[GIVEN TEXT]
----
Pupils take ‘pretty hectic’ NCEA disruptions in their stride

Former Kavanagh College year 13 pupils (from left) Emily Kerr-Bell (18), Sam Meikle (17) and...
Former Kavanagh College year 13 pupils (from left) Emily Kerr-Bell (18), Sam Meikle (17) and Summer Paulin (17) check their NCEA level 3 results online yesterday morning. PHOTO: GERARD O’BRIEN
While some in the education sector have reported concerns about NCEA pupils being disadvantaged by New Zealand’s Covid-19 lockdowns, three Dunedin pupils are saying they are ahead because of the lockdowns.

Former Kavanagh College year 13 pupils Emily Kerr-Bell, Sam Meikle and Summer Paulin were among about 140,000 teenagers who went online yesterday morning, to check their NCEA results.

The trio were pleased with their results and believed they could not have done better if there had not been a lockdown.

In fact, Summer said the lockdown had turned out to be an advantage for them.

"It’s been pretty hectic, but it’s also been a big opportunity to learn how to work independently, which is a good skill to have, especially when you go on to university."

Emily said she was not worried about how Covid-19 would affect her exam results because most of her assessments were internal and she already had university entrance and the endorsements she wanted before exams started.

"The exams were just the last little snippet to fall into place."

Fellow former pupil Sam Meikle was in a similar position. He said his school, like many others, had put special programmes in place to help pupils catch up if they had fallen behind.
----
(Records in a dataset)
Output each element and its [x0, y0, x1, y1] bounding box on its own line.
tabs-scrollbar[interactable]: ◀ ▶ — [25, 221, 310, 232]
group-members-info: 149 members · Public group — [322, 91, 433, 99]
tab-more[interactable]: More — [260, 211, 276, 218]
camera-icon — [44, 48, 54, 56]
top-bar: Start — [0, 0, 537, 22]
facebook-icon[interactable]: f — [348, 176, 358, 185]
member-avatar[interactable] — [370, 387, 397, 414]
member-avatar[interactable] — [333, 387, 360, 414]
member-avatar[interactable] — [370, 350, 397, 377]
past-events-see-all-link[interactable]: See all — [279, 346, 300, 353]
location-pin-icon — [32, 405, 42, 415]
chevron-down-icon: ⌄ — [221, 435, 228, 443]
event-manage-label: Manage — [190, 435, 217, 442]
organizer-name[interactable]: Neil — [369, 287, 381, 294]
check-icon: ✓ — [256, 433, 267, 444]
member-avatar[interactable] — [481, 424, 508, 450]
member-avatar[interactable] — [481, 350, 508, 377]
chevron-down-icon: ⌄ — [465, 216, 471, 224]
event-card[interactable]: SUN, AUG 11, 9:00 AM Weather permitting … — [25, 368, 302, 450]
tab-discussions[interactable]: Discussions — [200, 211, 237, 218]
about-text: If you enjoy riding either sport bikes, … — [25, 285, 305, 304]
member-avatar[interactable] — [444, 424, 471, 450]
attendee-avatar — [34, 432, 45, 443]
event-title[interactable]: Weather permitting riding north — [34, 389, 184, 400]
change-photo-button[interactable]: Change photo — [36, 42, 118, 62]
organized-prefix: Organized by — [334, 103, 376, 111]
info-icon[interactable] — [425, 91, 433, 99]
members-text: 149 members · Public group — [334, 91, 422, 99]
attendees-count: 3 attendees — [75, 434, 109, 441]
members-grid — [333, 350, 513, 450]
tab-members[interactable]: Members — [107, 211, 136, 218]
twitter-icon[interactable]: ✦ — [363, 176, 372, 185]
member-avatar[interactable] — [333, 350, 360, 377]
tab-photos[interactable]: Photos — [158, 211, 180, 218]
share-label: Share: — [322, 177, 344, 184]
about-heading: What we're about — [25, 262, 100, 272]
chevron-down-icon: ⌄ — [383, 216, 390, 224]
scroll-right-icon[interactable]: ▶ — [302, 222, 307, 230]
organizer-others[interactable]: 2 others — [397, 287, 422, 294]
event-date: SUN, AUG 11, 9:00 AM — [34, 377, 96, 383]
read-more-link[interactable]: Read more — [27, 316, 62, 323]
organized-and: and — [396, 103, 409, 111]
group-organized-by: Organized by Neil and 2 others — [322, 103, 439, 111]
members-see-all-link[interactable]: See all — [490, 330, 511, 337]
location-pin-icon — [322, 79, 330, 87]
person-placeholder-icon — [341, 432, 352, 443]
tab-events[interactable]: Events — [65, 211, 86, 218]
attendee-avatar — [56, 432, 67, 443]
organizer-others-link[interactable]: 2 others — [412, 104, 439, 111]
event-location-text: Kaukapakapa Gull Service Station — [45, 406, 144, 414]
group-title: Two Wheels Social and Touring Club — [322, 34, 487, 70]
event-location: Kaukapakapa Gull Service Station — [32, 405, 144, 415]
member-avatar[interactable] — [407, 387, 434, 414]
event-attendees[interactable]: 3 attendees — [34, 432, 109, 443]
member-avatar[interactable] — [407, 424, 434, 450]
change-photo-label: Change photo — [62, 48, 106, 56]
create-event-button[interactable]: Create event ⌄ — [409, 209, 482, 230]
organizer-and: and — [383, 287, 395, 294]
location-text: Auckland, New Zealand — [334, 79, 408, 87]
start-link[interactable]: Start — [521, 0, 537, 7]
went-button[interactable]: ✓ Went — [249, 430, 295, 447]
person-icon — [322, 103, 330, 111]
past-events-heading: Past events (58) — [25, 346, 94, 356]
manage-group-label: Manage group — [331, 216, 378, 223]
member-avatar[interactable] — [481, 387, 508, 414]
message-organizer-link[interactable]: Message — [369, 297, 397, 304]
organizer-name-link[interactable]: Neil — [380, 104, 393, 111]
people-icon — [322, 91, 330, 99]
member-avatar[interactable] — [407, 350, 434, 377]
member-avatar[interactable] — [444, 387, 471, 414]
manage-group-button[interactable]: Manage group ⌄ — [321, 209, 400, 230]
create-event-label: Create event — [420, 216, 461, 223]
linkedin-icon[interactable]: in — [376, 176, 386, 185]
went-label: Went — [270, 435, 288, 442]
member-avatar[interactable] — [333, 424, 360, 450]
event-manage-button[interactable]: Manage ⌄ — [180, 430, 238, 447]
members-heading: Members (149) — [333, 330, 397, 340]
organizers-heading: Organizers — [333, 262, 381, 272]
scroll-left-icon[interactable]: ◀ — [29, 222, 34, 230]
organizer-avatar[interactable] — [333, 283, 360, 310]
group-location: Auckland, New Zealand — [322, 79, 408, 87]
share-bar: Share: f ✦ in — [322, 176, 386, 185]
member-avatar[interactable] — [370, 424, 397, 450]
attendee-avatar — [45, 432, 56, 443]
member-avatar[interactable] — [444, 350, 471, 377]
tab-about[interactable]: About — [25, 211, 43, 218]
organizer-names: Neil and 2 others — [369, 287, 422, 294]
----
[YOUR INSTRUCTIONS]
Answer these questions from the NCEA article, one per line:
1. About how many teenagers went online to check their NCEA results?
2. What skill does Summer say the lockdown gave pupils a big opportunity to learn?
3. What had Sam's school put in place for pupils who had fallen behind?
These records come from a separate source.

[RESPONSE FOR THIS EXERCISE]
1. About 140,000.
2. How to work independently.
3. Special programmes to help them catch up.